• _TASK DETAILS_
What follows is a block of records; restate each one word for word.

[Begin INPUT DATA]

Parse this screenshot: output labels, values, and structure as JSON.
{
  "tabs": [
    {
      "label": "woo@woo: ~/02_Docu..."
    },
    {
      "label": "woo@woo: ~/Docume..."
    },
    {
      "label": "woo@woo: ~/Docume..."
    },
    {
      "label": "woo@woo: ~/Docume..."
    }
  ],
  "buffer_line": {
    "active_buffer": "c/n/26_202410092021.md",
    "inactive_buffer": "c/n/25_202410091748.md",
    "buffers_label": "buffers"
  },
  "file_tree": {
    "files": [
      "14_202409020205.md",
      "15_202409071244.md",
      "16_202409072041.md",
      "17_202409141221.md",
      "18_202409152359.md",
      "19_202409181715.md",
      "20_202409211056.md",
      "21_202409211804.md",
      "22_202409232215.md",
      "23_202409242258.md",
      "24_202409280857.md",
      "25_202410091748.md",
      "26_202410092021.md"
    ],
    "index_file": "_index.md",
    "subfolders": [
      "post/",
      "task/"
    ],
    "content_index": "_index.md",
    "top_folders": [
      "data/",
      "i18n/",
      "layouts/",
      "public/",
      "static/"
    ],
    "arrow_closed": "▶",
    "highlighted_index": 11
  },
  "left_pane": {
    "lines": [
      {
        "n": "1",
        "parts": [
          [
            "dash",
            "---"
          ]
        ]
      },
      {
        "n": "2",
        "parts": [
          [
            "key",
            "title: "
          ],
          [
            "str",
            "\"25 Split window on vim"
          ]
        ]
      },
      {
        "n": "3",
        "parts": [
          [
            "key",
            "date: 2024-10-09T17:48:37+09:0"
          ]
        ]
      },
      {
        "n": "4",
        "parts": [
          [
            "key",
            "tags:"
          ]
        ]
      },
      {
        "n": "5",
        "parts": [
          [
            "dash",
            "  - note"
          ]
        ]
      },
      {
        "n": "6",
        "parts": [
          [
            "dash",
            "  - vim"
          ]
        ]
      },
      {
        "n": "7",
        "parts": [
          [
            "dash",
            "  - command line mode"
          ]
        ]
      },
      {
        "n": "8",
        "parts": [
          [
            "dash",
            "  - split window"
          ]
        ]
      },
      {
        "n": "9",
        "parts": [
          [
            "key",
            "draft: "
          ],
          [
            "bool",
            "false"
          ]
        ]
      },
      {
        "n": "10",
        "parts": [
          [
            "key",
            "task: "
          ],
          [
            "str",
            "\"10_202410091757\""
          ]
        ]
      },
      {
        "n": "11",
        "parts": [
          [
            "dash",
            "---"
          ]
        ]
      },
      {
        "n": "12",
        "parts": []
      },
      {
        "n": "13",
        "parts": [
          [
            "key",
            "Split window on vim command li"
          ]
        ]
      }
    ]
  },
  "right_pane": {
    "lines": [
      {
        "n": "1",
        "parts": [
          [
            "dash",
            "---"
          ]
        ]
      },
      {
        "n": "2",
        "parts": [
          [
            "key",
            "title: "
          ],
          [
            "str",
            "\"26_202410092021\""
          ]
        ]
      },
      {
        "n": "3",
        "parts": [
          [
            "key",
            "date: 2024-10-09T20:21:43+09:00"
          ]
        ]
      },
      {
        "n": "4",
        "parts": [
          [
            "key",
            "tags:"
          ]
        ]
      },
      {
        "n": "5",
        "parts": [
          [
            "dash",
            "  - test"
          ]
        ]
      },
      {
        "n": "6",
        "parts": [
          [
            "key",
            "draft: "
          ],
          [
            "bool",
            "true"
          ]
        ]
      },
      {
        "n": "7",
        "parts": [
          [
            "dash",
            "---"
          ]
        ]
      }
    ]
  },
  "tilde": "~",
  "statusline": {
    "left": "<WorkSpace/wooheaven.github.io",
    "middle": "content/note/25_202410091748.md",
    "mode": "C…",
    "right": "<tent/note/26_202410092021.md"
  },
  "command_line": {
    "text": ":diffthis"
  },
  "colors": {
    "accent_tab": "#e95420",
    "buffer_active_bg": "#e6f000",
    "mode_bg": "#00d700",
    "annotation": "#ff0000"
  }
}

[End INPUT DATA]

• _RESULT OF THE EXERCISE_
Parse this screenshot: output labels, values, and structure as JSON.
{
  "tabs": [
    {
      "label": "woo@woo: ~/02_Docu..."
    },
    {
      "label": "woo@woo: ~/Docume..."
    },
    {
      "label": "woo@woo: ~/Docume..."
    },
    {
      "label": "woo@woo: ~/Docume..."
    }
  ],
  "buffer_line": {
    "active_buffer": "c/n/26_202410092021.md",
    "inactive_buffer": "c/n/25_202410091748.md",
    "buffers_label": "buffers"
  },
  "file_tree": {
    "files": [
      "14_202409020205.md",
      "15_202409071244.md",
      "16_202409072041.md",
      "17_202409141221.md",
      "18_202409152359.md",
      "19_202409181715.md",
      "20_202409211056.md",
      "21_202409211804.md",
      "22_202409232215.md",
      "23_202409242258.md",
      "24_202409280857.md",
      "25_202410091748.md",
      "26_202410092021.md"
    ],
    "index_file": "_index.md",
    "subfolders": [
      "post/",
      "task/"
    ],
    "content_index": "_index.md",
    "top_folders": [
      "data/",
      "i18n/",
      "layouts/",
      "public/",
      "static/"
    ],
    "arrow_closed": "▶",
    "highlighted_index": 11
  },
  "left_pane": {
    "lines": [
      {
        "n": "1",
        "parts": [
          [
            "dash",
            "---"
          ]
        ]
      },
      {
        "n": "2",
        "parts": [
          [
            "key",
            "title: "
          ],
          [
            "str",
            "\"25 Split window on vim"
          ]
        ]
      },
      {
        "n": "3",
        "parts": [
          [
            "key",
            "date: 2024-10-09T17:48:37+09:0"
          ]
        ]
      },
      {
        "n": "4",
        "parts": [
          [
            "key",
            "tags:"
          ]
        ]
      },
      {
        "n": "5",
        "parts": [
          [
            "dash",
            "  - note"
          ]
        ]
      },
      {
        "n": "6",
        "parts": [
          [
            "dash",
            "  - vim"
          ]
        ]
      },
      {
        "n": "7",
        "parts": [
          [
            "dash",
            "  - command line mode"
          ]
        ]
      },
      {
        "n": "8",
        "parts": [
          [
            "dash",
            "  - split window"
          ]
        ]
      },
      {
        "n": "9",
        "parts": [
          [
            "key",
            "draft: "
          ],
          [
            "bool",
            "false"
          ]
        ]
      },
      {
        "n": "10",
        "parts": [
          [
            "key",
            "task: "
          ],
          [
            "str",
            "\"10_202410091757\""
          ]
        ]
      },
      {
        "n": "11",
        "parts": [
          [
            "dash",
            "---"
          ]
        ]
      },
      {
        "n": "12",
        "parts": []
      },
      {
        "n": "13",
        "parts": [
          [
            "key",
            "Split window on vim command li"
          ]
        ]
      }
    ]
  },
  "right_pane": {
    "lines": [
      {
        "n": "1",
        "parts": [
          [
            "dash",
            "---"
          ]
        ]
      },
      {
        "n": "2",
        "parts": [
          [
            "key",
            "title: "
          ],
          [
            "str",
            "\"26_202410092021\""
          ]
        ]
      },
      {
        "n": "3",
        "parts": [
          [
            "key",
            "date: 2024-10-09T20:21:43+09:00"
          ]
        ]
      },
      {
        "n": "4",
        "parts": [
          [
            "key",
            "tags:"
          ]
        ]
      },
      {
        "n": "5",
        "parts": [
          [
            "dash",
            "  - test"
          ]
        ]
      },
      {
        "n": "6",
        "parts": [
          [
            "key",
            "draft: "
          ],
          [
            "bool",
            "true"
          ]
        ]
      },
      {
        "n": "7",
        "parts": [
          [
            "dash",
            "---"
          ]
        ]
      }
    ]
  },
  "tilde": "~",
  "statusline": {
    "left": "<WorkSpace/wooheaven.github.io",
    "middle": "content/note/25_202410091748.md",
    "mode": "C…",
    "right": "<tent/note/26_202410092021.md"
  },
  "command_line": {
    "text": ":diffthis"
  },
  "colors": {
    "accent_tab": "#e95420",
    "buffer_active_bg": "#e6f000",
    "mode_bg": "#00d700",
    "annotation": "#ff0000"
  }
}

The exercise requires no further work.